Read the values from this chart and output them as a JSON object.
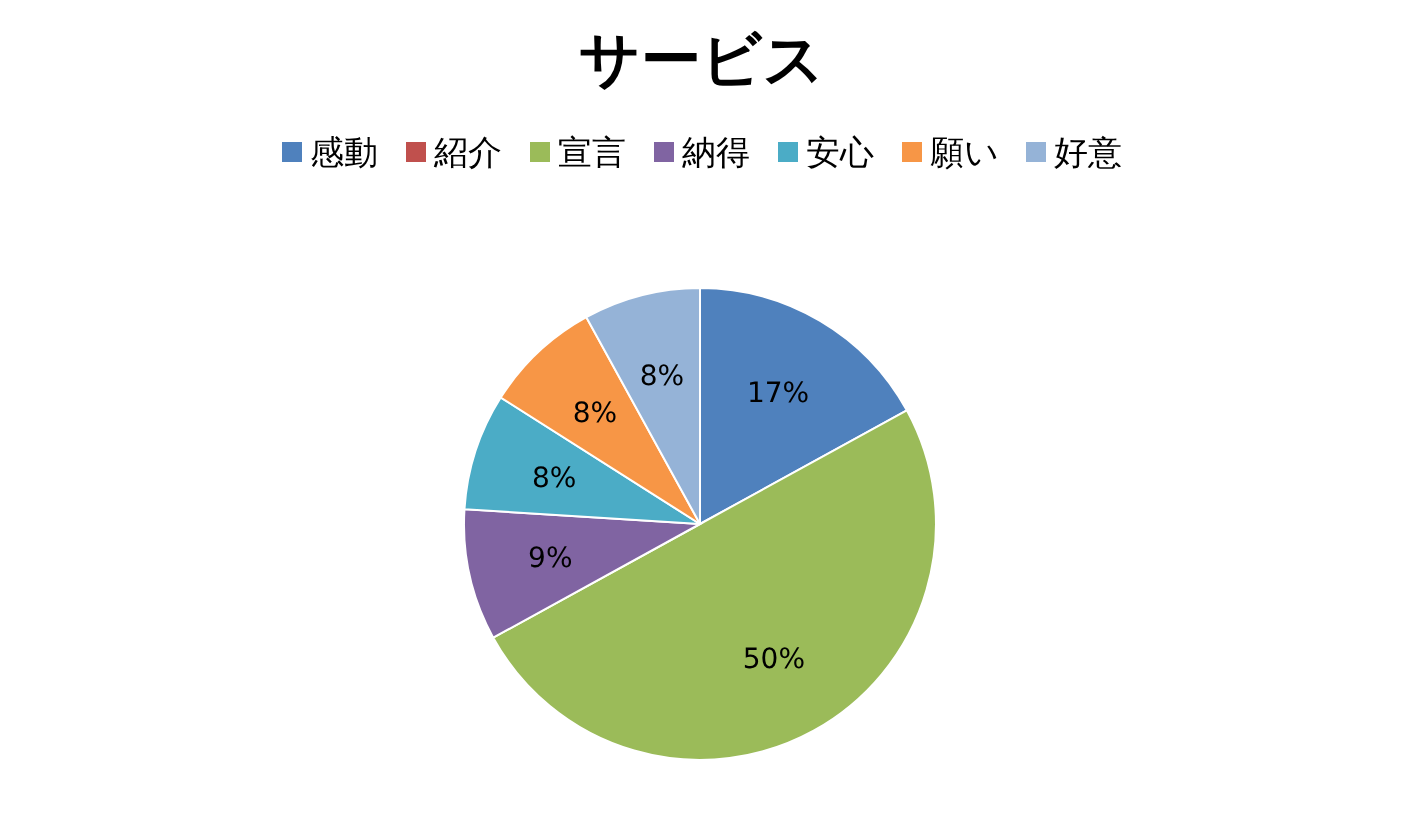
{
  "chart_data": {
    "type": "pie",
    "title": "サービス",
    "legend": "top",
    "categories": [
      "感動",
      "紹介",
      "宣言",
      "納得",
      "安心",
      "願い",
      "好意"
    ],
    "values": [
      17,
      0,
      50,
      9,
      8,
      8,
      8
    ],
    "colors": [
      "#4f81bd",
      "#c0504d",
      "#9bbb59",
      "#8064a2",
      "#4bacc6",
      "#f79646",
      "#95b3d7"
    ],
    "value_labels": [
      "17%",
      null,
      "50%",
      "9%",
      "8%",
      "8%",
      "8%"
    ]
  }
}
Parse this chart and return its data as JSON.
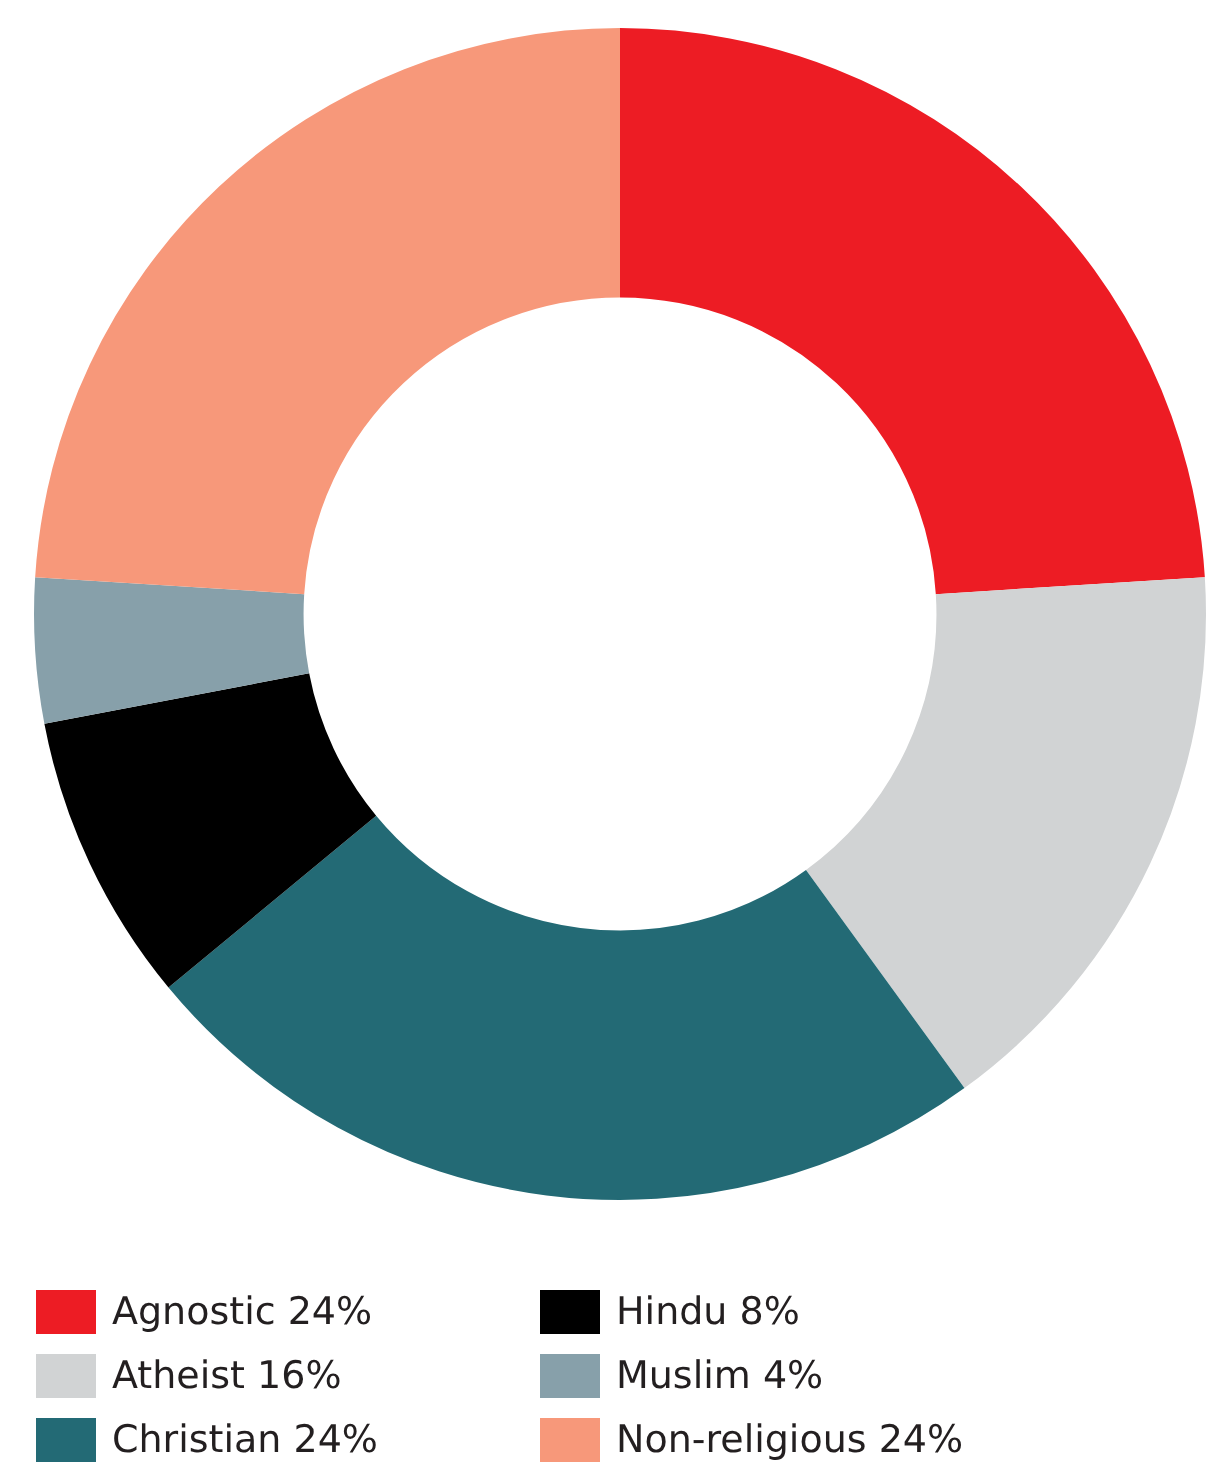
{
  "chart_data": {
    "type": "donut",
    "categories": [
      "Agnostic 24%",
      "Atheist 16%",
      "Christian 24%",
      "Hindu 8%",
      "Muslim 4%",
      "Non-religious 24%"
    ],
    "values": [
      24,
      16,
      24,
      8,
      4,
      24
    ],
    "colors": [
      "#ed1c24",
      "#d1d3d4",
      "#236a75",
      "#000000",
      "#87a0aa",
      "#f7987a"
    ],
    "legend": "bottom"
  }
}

_____

THE TASK
Write out, word for word, the line containing "Parse this chart and return its data as JSON." and each line after it to the end of the data, and nothing more. Drop the pictures.

COMPLETE RESPONSE
Parse this chart and return its data as JSON.
{
  "chart_data": {
    "type": "donut",
    "categories": [
      "Agnostic 24%",
      "Atheist 16%",
      "Christian 24%",
      "Hindu 8%",
      "Muslim 4%",
      "Non-religious 24%"
    ],
    "values": [
      24,
      16,
      24,
      8,
      4,
      24
    ],
    "colors": [
      "#ed1c24",
      "#d1d3d4",
      "#236a75",
      "#000000",
      "#87a0aa",
      "#f7987a"
    ],
    "legend": "bottom"
  }
}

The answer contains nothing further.